Set problem: Which lines contain the word "name"? Return each of them as written.

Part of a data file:

┄┄┄┄┄┄┄┄┄┄┄┄┄┄┄┄┄┄┄┄

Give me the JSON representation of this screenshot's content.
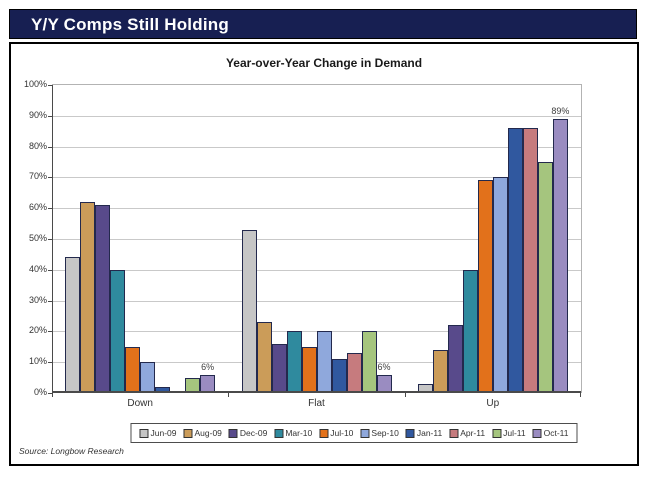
{
  "header": {
    "title": "Y/Y Comps Still Holding"
  },
  "chart": {
    "title": "Year-over-Year Change in Demand",
    "source": "Source: Longbow Research"
  },
  "colors": {
    "header_bg": "#171F52",
    "bar_border": "#23294D",
    "gridline": "#C9C9C9",
    "axis": "#4A4A4A"
  },
  "chart_data": {
    "type": "bar",
    "title": "Year-over-Year Change in Demand",
    "categories": [
      "Down",
      "Flat",
      "Up"
    ],
    "series": [
      {
        "name": "Jun-09",
        "color": "#C6C6C6",
        "values": [
          44,
          53,
          3
        ]
      },
      {
        "name": "Aug-09",
        "color": "#CB9C59",
        "values": [
          62,
          23,
          14
        ]
      },
      {
        "name": "Dec-09",
        "color": "#584A8B",
        "values": [
          61,
          16,
          22
        ]
      },
      {
        "name": "Mar-10",
        "color": "#2F8A9E",
        "values": [
          40,
          20,
          40
        ]
      },
      {
        "name": "Jul-10",
        "color": "#E2711B",
        "values": [
          15,
          15,
          69
        ]
      },
      {
        "name": "Sep-10",
        "color": "#8FA8DC",
        "values": [
          10,
          20,
          70
        ]
      },
      {
        "name": "Jan-11",
        "color": "#30589F",
        "values": [
          2,
          11,
          86
        ]
      },
      {
        "name": "Apr-11",
        "color": "#C67B7E",
        "values": [
          0,
          13,
          86
        ]
      },
      {
        "name": "Jul-11",
        "color": "#A5C57E",
        "values": [
          5,
          20,
          75
        ]
      },
      {
        "name": "Oct-11",
        "color": "#9A8CC1",
        "values": [
          6,
          6,
          89
        ],
        "labels": [
          "6%",
          "6%",
          "89%"
        ]
      }
    ],
    "ylim": [
      0,
      100
    ],
    "ytick_step": 10,
    "yticks": [
      "0%",
      "10%",
      "20%",
      "30%",
      "40%",
      "50%",
      "60%",
      "70%",
      "80%",
      "90%",
      "100%"
    ],
    "grid": true,
    "legend_position": "bottom"
  }
}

┄┄┄┄┄┄┄┄┄┄┄┄┄┄┄┄┄┄┄┄

Answer for this exercise:
        "name": "Jun-09",
        "name": "Aug-09",
        "name": "Dec-09",
        "name": "Mar-10",
        "name": "Jul-10",
        "name": "Sep-10",
        "name": "Jan-11",
        "name": "Apr-11",
        "name": "Jul-11",
        "name": "Oct-11",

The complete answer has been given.